▶ **What is needed**
Give the number of lines in the data below that contain "Khairallah", and only that number.
☆ ☆ ☆ ☆ ☆
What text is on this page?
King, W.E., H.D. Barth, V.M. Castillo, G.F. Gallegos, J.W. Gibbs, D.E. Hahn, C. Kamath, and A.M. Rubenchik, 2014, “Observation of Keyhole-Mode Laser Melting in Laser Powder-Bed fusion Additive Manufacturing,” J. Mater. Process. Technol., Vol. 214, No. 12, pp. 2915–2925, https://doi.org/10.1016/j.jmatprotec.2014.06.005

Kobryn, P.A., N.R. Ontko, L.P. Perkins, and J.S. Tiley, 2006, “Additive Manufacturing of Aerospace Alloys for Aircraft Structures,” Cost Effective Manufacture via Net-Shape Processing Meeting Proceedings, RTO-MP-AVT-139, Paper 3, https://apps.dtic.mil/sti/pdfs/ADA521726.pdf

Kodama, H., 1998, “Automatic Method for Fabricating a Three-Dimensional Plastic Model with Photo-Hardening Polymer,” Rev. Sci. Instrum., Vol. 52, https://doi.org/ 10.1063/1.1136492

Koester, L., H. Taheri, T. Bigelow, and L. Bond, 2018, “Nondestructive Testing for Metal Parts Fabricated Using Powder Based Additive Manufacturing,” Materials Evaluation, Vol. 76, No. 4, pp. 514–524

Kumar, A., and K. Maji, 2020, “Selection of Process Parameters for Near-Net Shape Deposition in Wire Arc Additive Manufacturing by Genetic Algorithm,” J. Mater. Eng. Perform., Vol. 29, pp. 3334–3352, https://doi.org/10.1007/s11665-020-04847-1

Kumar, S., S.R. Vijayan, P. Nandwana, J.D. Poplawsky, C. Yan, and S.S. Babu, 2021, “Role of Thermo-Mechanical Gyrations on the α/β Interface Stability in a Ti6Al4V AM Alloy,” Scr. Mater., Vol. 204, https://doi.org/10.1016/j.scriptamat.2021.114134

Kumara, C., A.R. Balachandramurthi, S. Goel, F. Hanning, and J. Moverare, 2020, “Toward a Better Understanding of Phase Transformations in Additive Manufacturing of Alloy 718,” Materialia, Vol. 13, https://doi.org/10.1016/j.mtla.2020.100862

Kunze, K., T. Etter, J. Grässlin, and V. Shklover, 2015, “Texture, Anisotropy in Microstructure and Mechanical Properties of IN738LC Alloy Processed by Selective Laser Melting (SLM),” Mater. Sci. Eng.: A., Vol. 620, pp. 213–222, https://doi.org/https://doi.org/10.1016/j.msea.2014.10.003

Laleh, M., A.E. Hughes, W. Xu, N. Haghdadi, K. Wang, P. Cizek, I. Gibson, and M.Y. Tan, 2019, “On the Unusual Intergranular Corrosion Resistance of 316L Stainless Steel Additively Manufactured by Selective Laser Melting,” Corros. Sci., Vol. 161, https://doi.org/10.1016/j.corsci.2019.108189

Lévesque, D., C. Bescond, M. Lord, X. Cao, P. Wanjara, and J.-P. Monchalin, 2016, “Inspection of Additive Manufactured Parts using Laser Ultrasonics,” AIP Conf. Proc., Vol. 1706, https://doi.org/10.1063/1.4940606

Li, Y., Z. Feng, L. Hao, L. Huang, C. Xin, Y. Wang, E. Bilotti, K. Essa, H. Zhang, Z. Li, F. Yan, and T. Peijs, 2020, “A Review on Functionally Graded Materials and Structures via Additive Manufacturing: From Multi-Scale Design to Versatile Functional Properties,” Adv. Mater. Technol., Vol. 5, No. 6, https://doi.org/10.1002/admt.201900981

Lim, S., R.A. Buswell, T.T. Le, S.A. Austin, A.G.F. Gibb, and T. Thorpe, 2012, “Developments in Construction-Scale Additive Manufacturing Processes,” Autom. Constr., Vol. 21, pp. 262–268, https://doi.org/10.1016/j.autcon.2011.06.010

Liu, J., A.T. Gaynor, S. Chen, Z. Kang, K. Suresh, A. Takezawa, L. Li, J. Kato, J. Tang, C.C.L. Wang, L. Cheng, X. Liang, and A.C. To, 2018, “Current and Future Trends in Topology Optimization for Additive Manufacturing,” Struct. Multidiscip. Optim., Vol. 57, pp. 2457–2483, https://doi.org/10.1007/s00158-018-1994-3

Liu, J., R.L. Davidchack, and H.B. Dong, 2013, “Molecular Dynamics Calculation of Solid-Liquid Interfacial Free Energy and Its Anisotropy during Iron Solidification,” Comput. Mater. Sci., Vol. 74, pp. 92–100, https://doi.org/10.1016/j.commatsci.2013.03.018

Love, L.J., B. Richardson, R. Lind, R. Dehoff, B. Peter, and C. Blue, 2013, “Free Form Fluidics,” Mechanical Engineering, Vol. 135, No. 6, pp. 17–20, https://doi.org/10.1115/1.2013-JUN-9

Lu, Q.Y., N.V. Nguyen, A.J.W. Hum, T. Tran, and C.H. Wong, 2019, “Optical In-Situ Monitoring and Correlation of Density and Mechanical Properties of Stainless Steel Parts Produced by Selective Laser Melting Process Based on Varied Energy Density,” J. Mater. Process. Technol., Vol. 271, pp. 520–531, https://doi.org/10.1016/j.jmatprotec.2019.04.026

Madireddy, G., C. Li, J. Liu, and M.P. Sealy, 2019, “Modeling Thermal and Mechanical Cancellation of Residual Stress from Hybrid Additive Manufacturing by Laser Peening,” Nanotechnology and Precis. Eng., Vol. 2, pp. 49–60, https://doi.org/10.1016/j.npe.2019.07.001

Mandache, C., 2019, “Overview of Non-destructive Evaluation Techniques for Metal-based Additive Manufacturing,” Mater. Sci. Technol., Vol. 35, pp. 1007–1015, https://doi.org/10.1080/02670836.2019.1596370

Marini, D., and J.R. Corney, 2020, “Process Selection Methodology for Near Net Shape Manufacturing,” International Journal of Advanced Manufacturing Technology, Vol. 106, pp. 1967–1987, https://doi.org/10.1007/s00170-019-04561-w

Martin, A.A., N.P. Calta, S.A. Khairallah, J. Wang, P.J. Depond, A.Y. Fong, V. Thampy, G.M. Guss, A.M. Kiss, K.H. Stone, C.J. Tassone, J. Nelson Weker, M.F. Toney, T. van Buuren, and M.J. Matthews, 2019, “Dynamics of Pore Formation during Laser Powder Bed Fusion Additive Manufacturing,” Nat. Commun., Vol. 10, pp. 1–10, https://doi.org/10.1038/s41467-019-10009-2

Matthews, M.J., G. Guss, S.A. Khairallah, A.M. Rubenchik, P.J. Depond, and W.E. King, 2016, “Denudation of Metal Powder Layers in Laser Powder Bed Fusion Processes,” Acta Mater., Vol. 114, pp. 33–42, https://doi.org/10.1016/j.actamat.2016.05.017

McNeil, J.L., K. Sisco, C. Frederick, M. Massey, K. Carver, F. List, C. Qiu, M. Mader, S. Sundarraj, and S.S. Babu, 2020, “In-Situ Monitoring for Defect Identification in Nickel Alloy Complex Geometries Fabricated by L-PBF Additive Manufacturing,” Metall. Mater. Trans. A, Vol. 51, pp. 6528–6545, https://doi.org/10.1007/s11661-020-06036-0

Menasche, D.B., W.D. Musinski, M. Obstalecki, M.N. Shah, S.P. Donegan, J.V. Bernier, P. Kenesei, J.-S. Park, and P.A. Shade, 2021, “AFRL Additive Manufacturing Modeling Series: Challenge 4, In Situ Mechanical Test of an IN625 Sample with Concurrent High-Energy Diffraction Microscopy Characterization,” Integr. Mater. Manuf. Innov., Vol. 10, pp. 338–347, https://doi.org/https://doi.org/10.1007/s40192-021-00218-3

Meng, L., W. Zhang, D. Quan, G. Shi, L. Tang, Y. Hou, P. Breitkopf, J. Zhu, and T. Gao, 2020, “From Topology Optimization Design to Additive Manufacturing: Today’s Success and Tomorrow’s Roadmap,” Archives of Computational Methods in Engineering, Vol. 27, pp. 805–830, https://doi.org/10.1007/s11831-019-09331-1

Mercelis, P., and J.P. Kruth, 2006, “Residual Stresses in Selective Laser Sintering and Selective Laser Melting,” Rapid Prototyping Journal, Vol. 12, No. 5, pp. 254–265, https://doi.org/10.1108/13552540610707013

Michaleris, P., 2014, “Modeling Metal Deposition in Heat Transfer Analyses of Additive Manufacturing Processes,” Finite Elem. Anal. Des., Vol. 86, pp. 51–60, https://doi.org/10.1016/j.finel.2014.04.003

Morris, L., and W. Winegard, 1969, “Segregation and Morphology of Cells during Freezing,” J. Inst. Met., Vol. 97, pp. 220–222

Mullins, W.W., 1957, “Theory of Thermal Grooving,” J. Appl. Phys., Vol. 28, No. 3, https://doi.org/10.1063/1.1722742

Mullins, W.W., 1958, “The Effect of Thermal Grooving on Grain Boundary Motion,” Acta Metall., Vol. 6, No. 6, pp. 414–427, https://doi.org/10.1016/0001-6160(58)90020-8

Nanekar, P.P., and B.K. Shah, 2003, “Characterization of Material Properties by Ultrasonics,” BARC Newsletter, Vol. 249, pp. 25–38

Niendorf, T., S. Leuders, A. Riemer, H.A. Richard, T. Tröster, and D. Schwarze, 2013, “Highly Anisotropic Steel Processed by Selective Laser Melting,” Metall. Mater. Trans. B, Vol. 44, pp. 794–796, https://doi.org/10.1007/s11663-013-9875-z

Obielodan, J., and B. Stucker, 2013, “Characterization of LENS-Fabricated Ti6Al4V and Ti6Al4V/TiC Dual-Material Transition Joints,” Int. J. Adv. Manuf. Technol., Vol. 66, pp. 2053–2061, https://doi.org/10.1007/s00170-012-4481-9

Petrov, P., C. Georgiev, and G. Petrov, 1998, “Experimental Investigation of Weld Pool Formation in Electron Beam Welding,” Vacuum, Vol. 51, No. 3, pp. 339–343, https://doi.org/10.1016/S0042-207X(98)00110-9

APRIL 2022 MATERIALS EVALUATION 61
☆ ☆ ☆ ☆ ☆
▶ **Solution for this problem**
2